_INSTRUCTIONS TO FOLLOW:_ Quote every line below exactly and skip any picture.

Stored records
────────────────────────────────────────
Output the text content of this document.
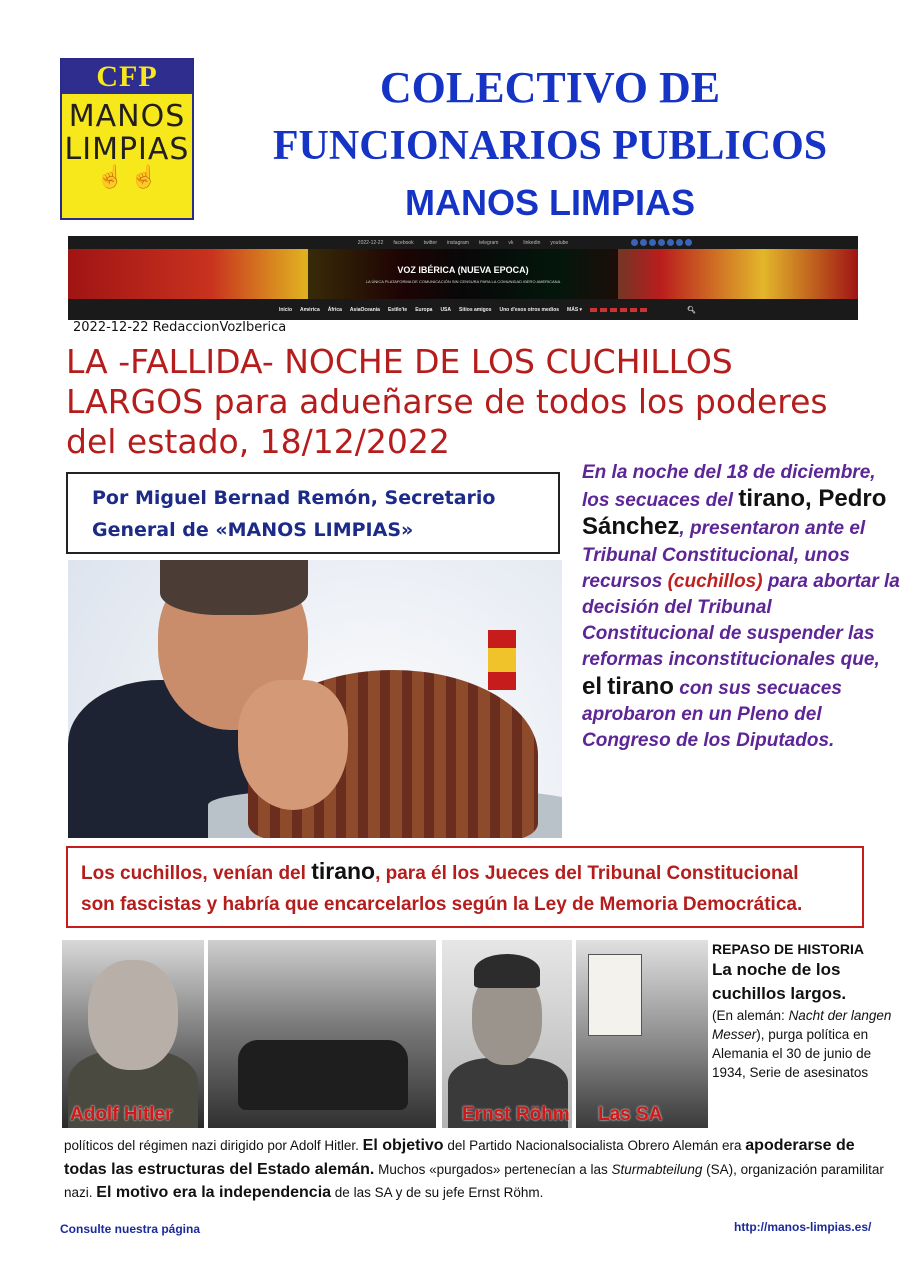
CFP
MANOS
LIMPIAS
☝ ☝
COLECTIVO DE
FUNCIONARIOS PUBLICOS
MANOS LIMPIAS
2022-12-22 facebook twitter instagram telegram vk linkedin youtube
VOZ IBÉRICA (NUEVA EPOCA)
LA ÚNICA PLATAFORMA DE COMUNICACIÓN SIN CENSURA PARA LA COMUNIDAD IBERO AMERICANA
Inicio América África AsiaOceanía Estilo'te Europa USA Sitios amigos Uno d'esos otros medios MÁS ▾	🔍︎
2022-12-22 RedaccionVozIberica
LA -FALLIDA- NOCHE DE LOS CUCHILLOS
LARGOS para adueñarse de todos los poderes
del estado, 18/12/2022
Por Miguel Bernad Remón, Secretario
General de «MANOS LIMPIAS»
En la noche del 18 de diciembre, los secuaces del tirano, Pedro Sánchez, presentaron ante el Tribunal Constitucional, unos recursos (cuchillos) para abortar la decisión del Tribunal Constitucional de suspender las reformas inconstitucionales que, el tirano con sus secuaces aprobaron en un Pleno del Congreso de los Diputados.
Los cuchillos, venían del tirano, para él los Jueces del Tribunal Constitucional
son fascistas y habría que encarcelarlos según la Ley de Memoria Democrática.
Adolf Hitler	Ernst Röhm Las SA
REPASO DE HISTORIA
La noche de los cuchillos largos.
(En alemán: Nacht der langen Messer), purga política en Alemania el 30 de junio de 1934, Serie de asesinatos
políticos del régimen nazi dirigido por Adolf Hitler. El objetivo del Partido Nacionalsocialista Obrero Alemán era apoderarse de todas las estructuras del Estado alemán. Muchos «purgados» pertenecían a las Sturmabteilung (SA), organización paramilitar nazi. El motivo era la independencia de las SA y de su jefe Ernst Röhm.
Consulte nuestra página	http://manos-limpias.es/
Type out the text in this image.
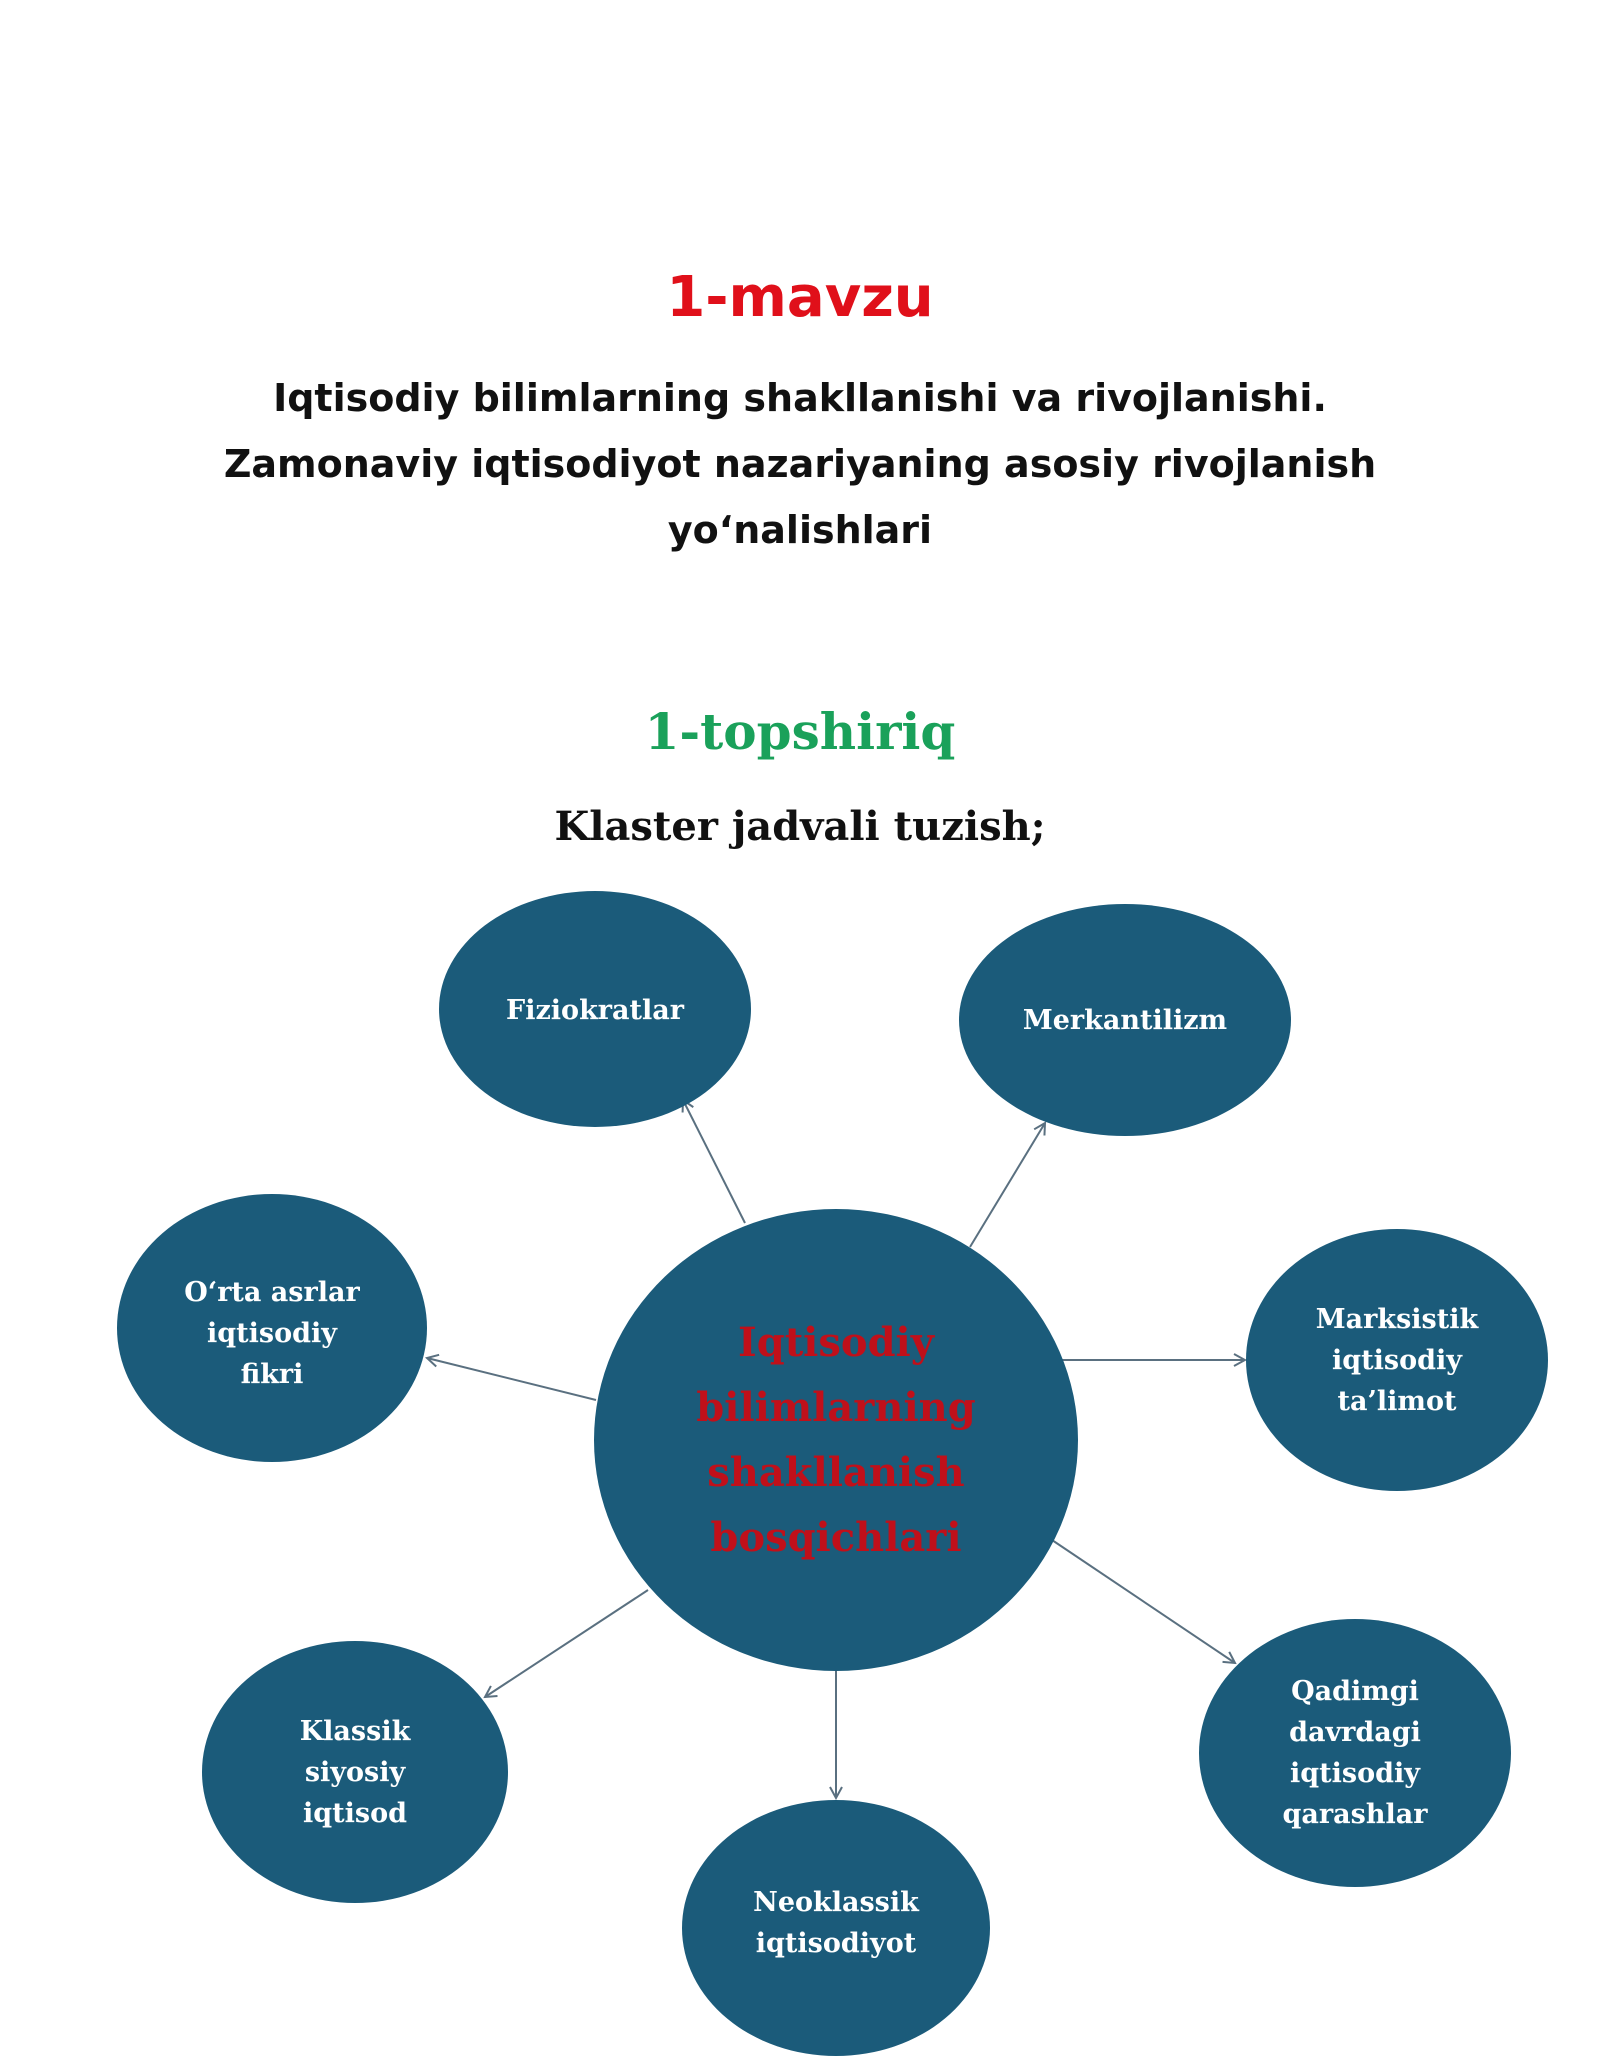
1-mavzu
Iqtisodiy bilimlarning shakllanishi va rivojlanishi.
Zamonaviy iqtisodiyot nazariyaning asosiy rivojlanish
yo‘nalishlari
1-topshiriq
Klaster jadvali tuzish;
Fiziokratlar	Merkantilizm
O‘rta asrlar
iqtisodiy
fikri
Marksistik
iqtisodiy
ta’limot
Klassik
siyosiy
iqtisod
Qadimgi
davrdagi
iqtisodiy
qarashlar
Neoklassik
iqtisodiyot
Iqtisodiy
bilimlarning
shakllanish
bosqichlari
────────────────────────────────────────
_WORKED SOLUTION:_
Output the text content of this document.
CFP
MANOS
LIMPIAS
☝ ☝
COLECTIVO DE
FUNCIONARIOS PUBLICOS
MANOS LIMPIAS
2022-12-22 facebook twitter instagram telegram vk linkedin youtube
VOZ IBÉRICA (NUEVA EPOCA)
LA ÚNICA PLATAFORMA DE COMUNICACIÓN SIN CENSURA PARA LA COMUNIDAD IBERO AMERICANA
Inicio América África AsiaOceanía Estilo'te Europa USA Sitios amigos Uno d'esos otros medios MÁS ▾	🔍︎
2022-12-22 RedaccionVozIberica
LA -FALLIDA- NOCHE DE LOS CUCHILLOS
LARGOS para adueñarse de todos los poderes
del estado, 18/12/2022
Por Miguel Bernad Remón, Secretario
General de «MANOS LIMPIAS»
En la noche del 18 de diciembre, los secuaces del tirano, Pedro Sánchez, presentaron ante el Tribunal Constitucional, unos recursos (cuchillos) para abortar la decisión del Tribunal Constitucional de suspender las reformas inconstitucionales que, el tirano con sus secuaces aprobaron en un Pleno del Congreso de los Diputados.
Los cuchillos, venían del tirano, para él los Jueces del Tribunal Constitucional
son fascistas y habría que encarcelarlos según la Ley de Memoria Democrática.
Adolf Hitler	Ernst Röhm Las SA
REPASO DE HISTORIA
La noche de los cuchillos largos.
(En alemán: Nacht der langen Messer), purga política en Alemania el 30 de junio de 1934, Serie de asesinatos
políticos del régimen nazi dirigido por Adolf Hitler. El objetivo del Partido Nacionalsocialista Obrero Alemán era apoderarse de todas las estructuras del Estado alemán. Muchos «purgados» pertenecían a las Sturmabteilung (SA), organización paramilitar nazi. El motivo era la independencia de las SA y de su jefe Ernst Röhm.
Consulte nuestra página	http://manos-limpias.es/
Type out the text in this image.
1-mavzu
Iqtisodiy bilimlarning shakllanishi va rivojlanishi.
Zamonaviy iqtisodiyot nazariyaning asosiy rivojlanish
yo‘nalishlari
1-topshiriq
Klaster jadvali tuzish;
Fiziokratlar	Merkantilizm
O‘rta asrlar
iqtisodiy
fikri
Marksistik
iqtisodiy
ta’limot
Klassik
siyosiy
iqtisod
Qadimgi
davrdagi
iqtisodiy
qarashlar
Neoklassik
iqtisodiyot
Iqtisodiy
bilimlarning
shakllanish
bosqichlari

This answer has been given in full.